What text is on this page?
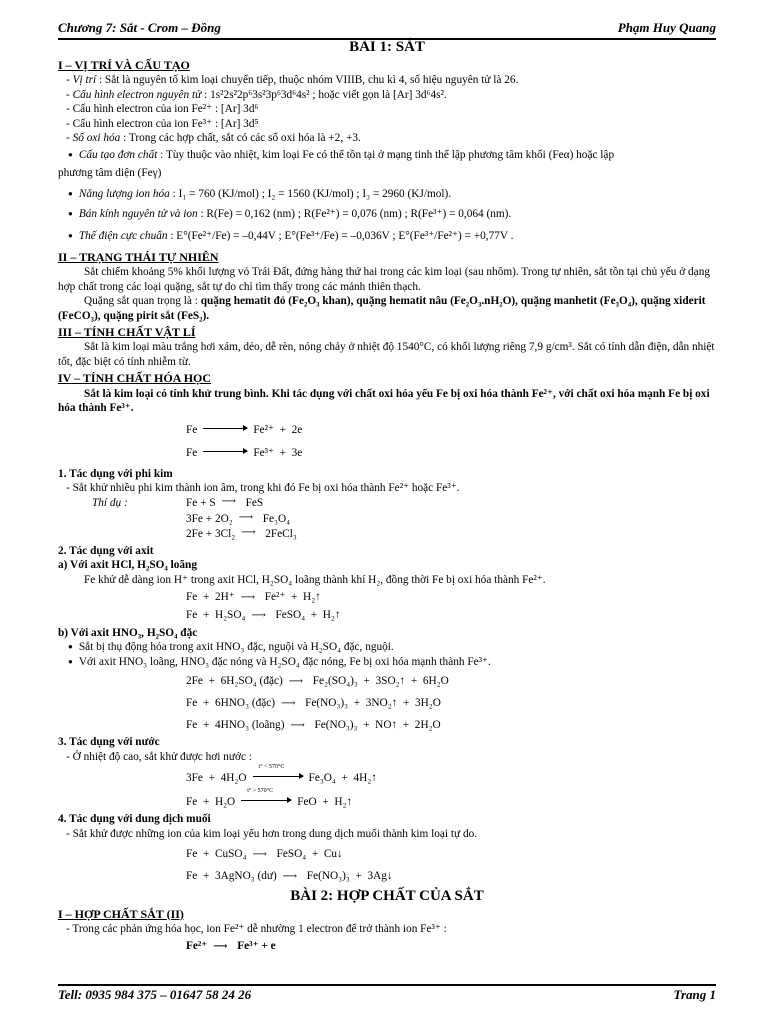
Chương 7: Sắt - Crom – Đồng	Phạm Huy Quang
BÀI 1: SẮT
I – VỊ TRÍ VÀ CẤU TẠO

- Vị trí : Sắt là nguyên tố kim loại chuyển tiếp, thuộc nhóm VIIIB, chu kì 4, số hiệu nguyên tử là 26.

- Cấu hình electron nguyên tử : 1s²2s²2p⁶3s²3p⁶3d⁶4s² ; hoặc viết gọn là [Ar] 3d⁶4s².

- Cấu hình electron của ion Fe²⁺ : [Ar] 3d⁶

- Cấu hình electron của ion Fe³⁺ : [Ar] 3d⁵

- Số oxi hóa : Trong các hợp chất, sắt có các số oxi hóa là +2, +3.

● Cấu tạo đơn chất : Tùy thuộc vào nhiệt, kim loại Fe có thể tồn tại ở mạng tinh thể lập phương tâm khối (Feα) hoặc lập

phương tâm diện (Feγ)

● Năng lượng ion hóa : I₁ = 760 (KJ/mol) ; I₂ = 1560 (KJ/mol) ; I₃ = 2960 (KJ/mol).

● Bán kính nguyên tử và ion : R(Fe) = 0,162 (nm) ; R(Fe²⁺) = 0,076 (nm) ; R(Fe³⁺) = 0,064 (nm).

● Thế điện cực chuẩn : E°(Fe²⁺/Fe) = –0,44V ; E°(Fe³⁺/Fe) = –0,036V ; E°(Fe³⁺/Fe²⁺) = +0,77V .

II – TRẠNG THÁI TỰ NHIÊN

Sắt chiếm khoảng 5% khối lượng vỏ Trái Đất, đứng hàng thứ hai trong các kim loại (sau nhôm). Trong tự nhiên, sắt tồn tại chủ yếu ở dạng hợp chất trong các loại quặng, sắt tự do chỉ tìm thấy trong các mảnh thiên thạch.

Quặng sắt quan trọng là : quặng hematit đỏ (Fe₂O₃ khan), quặng hematit nâu (Fe₂O₃.nH₂O), quặng manhetit (Fe₃O₄), quặng xiderit (FeCO₃), quặng pirit sắt (FeS₂).

III – TÍNH CHẤT VẬT LÍ

Sắt là kim loại màu trắng hơi xám, dẻo, dễ rèn, nóng chảy ở nhiệt độ 1540°C, có khối lượng riêng 7,9 g/cm³. Sắt có tính dẫn điện, dẫn nhiệt tốt, đặc biệt có tính nhiễm từ.

IV – TÍNH CHẤT HÓA HỌC

Sắt là kim loại có tính khử trung bình. Khi tác dụng với chất oxi hóa yếu Fe bị oxi hóa thành Fe²⁺, với chất oxi hóa mạnh Fe bị oxi hóa thành Fe³⁺.

Fe	Fe²⁺  +  2e

Fe	Fe³⁺  +  3e

1. Tác dụng với phi kim

- Sắt khử nhiều phi kim thành ion âm, trong khi đó Fe bị oxi hóa thành Fe²⁺ hoặc Fe³⁺.

Thí dụ :	Fe + S ⟶ FeS
3Fe + 2O₂ ⟶ Fe₃O₄
2Fe + 3Cl₂ ⟶ 2FeCl₃

2. Tác dụng với axit

a) Với axit HCl, H₂SO₄ loãng

Fe khử dễ dàng ion H⁺ trong axit HCl, H₂SO₄ loãng thành khí H₂, đồng thời Fe bị oxi hóa thành Fe²⁺.

Fe  +  2H⁺ ⟶ Fe²⁺  +  H₂↑

Fe  +  H₂SO₄ ⟶ FeSO₄  +  H₂↑

b) Với axit HNO₃, H₂SO₄ đặc

● Sắt bị thụ động hóa trong axit HNO₃ đặc, nguội và H₂SO₄ đặc, nguội.

● Với axit HNO₃ loãng, HNO₃ đặc nóng và H₂SO₄ đặc nóng, Fe bị oxi hóa mạnh thành Fe³⁺.

2Fe  +  6H₂SO₄ (đặc) ⟶ Fe₂(SO₄)₃  +  3SO₂↑  +  6H₂O

Fe  +  6HNO₃ (đặc) ⟶ Fe(NO₃)₃  +  3NO₂↑  +  3H₂O

Fe  +  4HNO₃ (loãng) ⟶ Fe(NO₃)₃  +  NO↑  +  2H₂O

3. Tác dụng với nước

- Ở nhiệt độ cao, sắt khử được hơi nước :

3Fe  +  4H₂O
t° < 570°C
Fe₃O₄  +  4H₂↑

Fe  +  H₂O
t° > 570°C
FeO  +  H₂↑

4. Tác dụng với dung dịch muối

- Sắt khử được những ion của kim loại yếu hơn trong dung dịch muối thành kim loại tự do.

Fe  +  CuSO₄ ⟶ FeSO₄  +  Cu↓

Fe  +  3AgNO₃ (dư) ⟶ Fe(NO₃)₃  +  3Ag↓

BÀI 2: HỢP CHẤT CỦA SẮT
I – HỢP CHẤT SẮT (II)

- Trong các phản ứng hóa học, ion Fe²⁺ dễ nhường 1 electron để trở thành ion Fe³⁺ :

Fe²⁺ ⟶ Fe³⁺ + e

Tell: 0935 984 375 – 01647 58 24 26	Trang 1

WRITTEN REQUEST> Set the entries down again exactly. Do not include the images.

SOLVED PROBLEM>
What text is on this page?
Chương 7: Sắt - Crom – Đồng	Phạm Huy Quang
BÀI 1: SẮT
I – VỊ TRÍ VÀ CẤU TẠO

- Vị trí : Sắt là nguyên tố kim loại chuyển tiếp, thuộc nhóm VIIIB, chu kì 4, số hiệu nguyên tử là 26.

- Cấu hình electron nguyên tử : 1s²2s²2p⁶3s²3p⁶3d⁶4s² ; hoặc viết gọn là [Ar] 3d⁶4s².

- Cấu hình electron của ion Fe²⁺ : [Ar] 3d⁶

- Cấu hình electron của ion Fe³⁺ : [Ar] 3d⁵

- Số oxi hóa : Trong các hợp chất, sắt có các số oxi hóa là +2, +3.

● Cấu tạo đơn chất : Tùy thuộc vào nhiệt, kim loại Fe có thể tồn tại ở mạng tinh thể lập phương tâm khối (Feα) hoặc lập

phương tâm diện (Feγ)

● Năng lượng ion hóa : I₁ = 760 (KJ/mol) ; I₂ = 1560 (KJ/mol) ; I₃ = 2960 (KJ/mol).

● Bán kính nguyên tử và ion : R(Fe) = 0,162 (nm) ; R(Fe²⁺) = 0,076 (nm) ; R(Fe³⁺) = 0,064 (nm).

● Thế điện cực chuẩn : E°(Fe²⁺/Fe) = –0,44V ; E°(Fe³⁺/Fe) = –0,036V ; E°(Fe³⁺/Fe²⁺) = +0,77V .

II – TRẠNG THÁI TỰ NHIÊN

Sắt chiếm khoảng 5% khối lượng vỏ Trái Đất, đứng hàng thứ hai trong các kim loại (sau nhôm). Trong tự nhiên, sắt tồn tại chủ yếu ở dạng hợp chất trong các loại quặng, sắt tự do chỉ tìm thấy trong các mảnh thiên thạch.

Quặng sắt quan trọng là : quặng hematit đỏ (Fe₂O₃ khan), quặng hematit nâu (Fe₂O₃.nH₂O), quặng manhetit (Fe₃O₄), quặng xiderit (FeCO₃), quặng pirit sắt (FeS₂).

III – TÍNH CHẤT VẬT LÍ

Sắt là kim loại màu trắng hơi xám, dẻo, dễ rèn, nóng chảy ở nhiệt độ 1540°C, có khối lượng riêng 7,9 g/cm³. Sắt có tính dẫn điện, dẫn nhiệt tốt, đặc biệt có tính nhiễm từ.

IV – TÍNH CHẤT HÓA HỌC

Sắt là kim loại có tính khử trung bình. Khi tác dụng với chất oxi hóa yếu Fe bị oxi hóa thành Fe²⁺, với chất oxi hóa mạnh Fe bị oxi hóa thành Fe³⁺.

Fe	Fe²⁺  +  2e

Fe	Fe³⁺  +  3e

1. Tác dụng với phi kim

- Sắt khử nhiều phi kim thành ion âm, trong khi đó Fe bị oxi hóa thành Fe²⁺ hoặc Fe³⁺.

Thí dụ :	Fe + S ⟶ FeS
3Fe + 2O₂ ⟶ Fe₃O₄
2Fe + 3Cl₂ ⟶ 2FeCl₃

2. Tác dụng với axit

a) Với axit HCl, H₂SO₄ loãng

Fe khử dễ dàng ion H⁺ trong axit HCl, H₂SO₄ loãng thành khí H₂, đồng thời Fe bị oxi hóa thành Fe²⁺.

Fe  +  2H⁺ ⟶ Fe²⁺  +  H₂↑

Fe  +  H₂SO₄ ⟶ FeSO₄  +  H₂↑

b) Với axit HNO₃, H₂SO₄ đặc

● Sắt bị thụ động hóa trong axit HNO₃ đặc, nguội và H₂SO₄ đặc, nguội.

● Với axit HNO₃ loãng, HNO₃ đặc nóng và H₂SO₄ đặc nóng, Fe bị oxi hóa mạnh thành Fe³⁺.

2Fe  +  6H₂SO₄ (đặc) ⟶ Fe₂(SO₄)₃  +  3SO₂↑  +  6H₂O

Fe  +  6HNO₃ (đặc) ⟶ Fe(NO₃)₃  +  3NO₂↑  +  3H₂O

Fe  +  4HNO₃ (loãng) ⟶ Fe(NO₃)₃  +  NO↑  +  2H₂O

3. Tác dụng với nước

- Ở nhiệt độ cao, sắt khử được hơi nước :

3Fe  +  4H₂O
t° < 570°C
Fe₃O₄  +  4H₂↑

Fe  +  H₂O
t° > 570°C
FeO  +  H₂↑

4. Tác dụng với dung dịch muối

- Sắt khử được những ion của kim loại yếu hơn trong dung dịch muối thành kim loại tự do.

Fe  +  CuSO₄ ⟶ FeSO₄  +  Cu↓

Fe  +  3AgNO₃ (dư) ⟶ Fe(NO₃)₃  +  3Ag↓

BÀI 2: HỢP CHẤT CỦA SẮT
I – HỢP CHẤT SẮT (II)

- Trong các phản ứng hóa học, ion Fe²⁺ dễ nhường 1 electron để trở thành ion Fe³⁺ :

Fe²⁺ ⟶ Fe³⁺ + e

Tell: 0935 984 375 – 01647 58 24 26	Trang 1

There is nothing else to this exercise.